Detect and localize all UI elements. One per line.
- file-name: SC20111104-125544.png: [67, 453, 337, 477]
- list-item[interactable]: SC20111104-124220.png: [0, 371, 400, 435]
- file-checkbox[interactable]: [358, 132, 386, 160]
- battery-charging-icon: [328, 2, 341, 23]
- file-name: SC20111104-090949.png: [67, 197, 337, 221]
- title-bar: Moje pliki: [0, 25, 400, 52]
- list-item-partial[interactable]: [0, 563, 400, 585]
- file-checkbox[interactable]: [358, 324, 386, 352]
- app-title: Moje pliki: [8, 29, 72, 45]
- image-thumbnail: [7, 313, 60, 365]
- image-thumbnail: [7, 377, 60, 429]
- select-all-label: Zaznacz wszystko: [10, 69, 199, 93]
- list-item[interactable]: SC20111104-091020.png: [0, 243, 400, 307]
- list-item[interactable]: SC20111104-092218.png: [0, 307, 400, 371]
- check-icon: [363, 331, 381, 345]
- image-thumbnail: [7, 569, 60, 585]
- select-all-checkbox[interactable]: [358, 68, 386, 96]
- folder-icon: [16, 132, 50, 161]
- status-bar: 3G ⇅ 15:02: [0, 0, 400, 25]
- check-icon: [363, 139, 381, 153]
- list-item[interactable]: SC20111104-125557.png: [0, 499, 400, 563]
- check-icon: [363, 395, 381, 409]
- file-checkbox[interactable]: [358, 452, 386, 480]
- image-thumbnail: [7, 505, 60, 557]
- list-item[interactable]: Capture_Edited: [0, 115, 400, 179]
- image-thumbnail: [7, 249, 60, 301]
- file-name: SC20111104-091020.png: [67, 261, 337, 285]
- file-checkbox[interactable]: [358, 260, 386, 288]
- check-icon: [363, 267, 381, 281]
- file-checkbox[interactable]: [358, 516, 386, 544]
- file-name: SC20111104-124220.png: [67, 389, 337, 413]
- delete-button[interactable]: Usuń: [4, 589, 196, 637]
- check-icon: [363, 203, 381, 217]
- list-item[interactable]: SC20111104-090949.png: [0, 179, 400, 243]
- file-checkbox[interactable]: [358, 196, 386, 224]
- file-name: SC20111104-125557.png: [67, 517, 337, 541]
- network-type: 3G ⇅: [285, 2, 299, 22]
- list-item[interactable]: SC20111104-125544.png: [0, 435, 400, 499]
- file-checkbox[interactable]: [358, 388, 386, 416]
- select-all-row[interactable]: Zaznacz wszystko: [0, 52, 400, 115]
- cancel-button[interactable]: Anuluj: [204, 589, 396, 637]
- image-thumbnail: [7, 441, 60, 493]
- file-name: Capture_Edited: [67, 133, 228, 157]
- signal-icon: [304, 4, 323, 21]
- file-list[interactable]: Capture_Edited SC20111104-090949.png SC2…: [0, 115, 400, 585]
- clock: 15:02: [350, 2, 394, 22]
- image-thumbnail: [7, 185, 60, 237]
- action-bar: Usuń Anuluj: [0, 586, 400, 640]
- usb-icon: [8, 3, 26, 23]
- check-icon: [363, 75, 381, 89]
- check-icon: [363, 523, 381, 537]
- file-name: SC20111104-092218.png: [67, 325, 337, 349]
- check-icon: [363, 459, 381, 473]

Objective: Reproduce the listing above line for line, keeping every character the same.

Worked solution:
Detect and localize all UI elements. One per line.
- file-name: SC20111104-125544.png: [67, 453, 337, 477]
- list-item[interactable]: SC20111104-124220.png: [0, 371, 400, 435]
- file-checkbox[interactable]: [358, 132, 386, 160]
- battery-charging-icon: [328, 2, 341, 23]
- file-name: SC20111104-090949.png: [67, 197, 337, 221]
- title-bar: Moje pliki: [0, 25, 400, 52]
- list-item-partial[interactable]: [0, 563, 400, 585]
- file-checkbox[interactable]: [358, 324, 386, 352]
- app-title: Moje pliki: [8, 29, 72, 45]
- image-thumbnail: [7, 313, 60, 365]
- image-thumbnail: [7, 377, 60, 429]
- select-all-label: Zaznacz wszystko: [10, 69, 199, 93]
- list-item[interactable]: SC20111104-091020.png: [0, 243, 400, 307]
- list-item[interactable]: SC20111104-092218.png: [0, 307, 400, 371]
- check-icon: [363, 331, 381, 345]
- image-thumbnail: [7, 569, 60, 585]
- select-all-checkbox[interactable]: [358, 68, 386, 96]
- folder-icon: [16, 132, 50, 161]
- status-bar: 3G ⇅ 15:02: [0, 0, 400, 25]
- check-icon: [363, 139, 381, 153]
- list-item[interactable]: SC20111104-125557.png: [0, 499, 400, 563]
- check-icon: [363, 395, 381, 409]
- file-checkbox[interactable]: [358, 452, 386, 480]
- image-thumbnail: [7, 505, 60, 557]
- list-item[interactable]: Capture_Edited: [0, 115, 400, 179]
- image-thumbnail: [7, 249, 60, 301]
- file-name: SC20111104-091020.png: [67, 261, 337, 285]
- file-checkbox[interactable]: [358, 260, 386, 288]
- check-icon: [363, 267, 381, 281]
- file-checkbox[interactable]: [358, 516, 386, 544]
- file-name: SC20111104-124220.png: [67, 389, 337, 413]
- delete-button[interactable]: Usuń: [4, 589, 196, 637]
- check-icon: [363, 203, 381, 217]
- list-item[interactable]: SC20111104-090949.png: [0, 179, 400, 243]
- file-checkbox[interactable]: [358, 196, 386, 224]
- file-name: SC20111104-125557.png: [67, 517, 337, 541]
- network-type: 3G ⇅: [285, 2, 299, 22]
- list-item[interactable]: SC20111104-125544.png: [0, 435, 400, 499]
- file-checkbox[interactable]: [358, 388, 386, 416]
- select-all-row[interactable]: Zaznacz wszystko: [0, 52, 400, 115]
- cancel-button[interactable]: Anuluj: [204, 589, 396, 637]
- image-thumbnail: [7, 441, 60, 493]
- file-name: Capture_Edited: [67, 133, 228, 157]
- signal-icon: [304, 4, 323, 21]
- file-list[interactable]: Capture_Edited SC20111104-090949.png SC2…: [0, 115, 400, 585]
- clock: 15:02: [350, 2, 394, 22]
- image-thumbnail: [7, 185, 60, 237]
- action-bar: Usuń Anuluj: [0, 586, 400, 640]
- usb-icon: [8, 3, 26, 23]
- check-icon: [363, 75, 381, 89]
- check-icon: [363, 523, 381, 537]
- file-name: SC20111104-092218.png: [67, 325, 337, 349]
- check-icon: [363, 459, 381, 473]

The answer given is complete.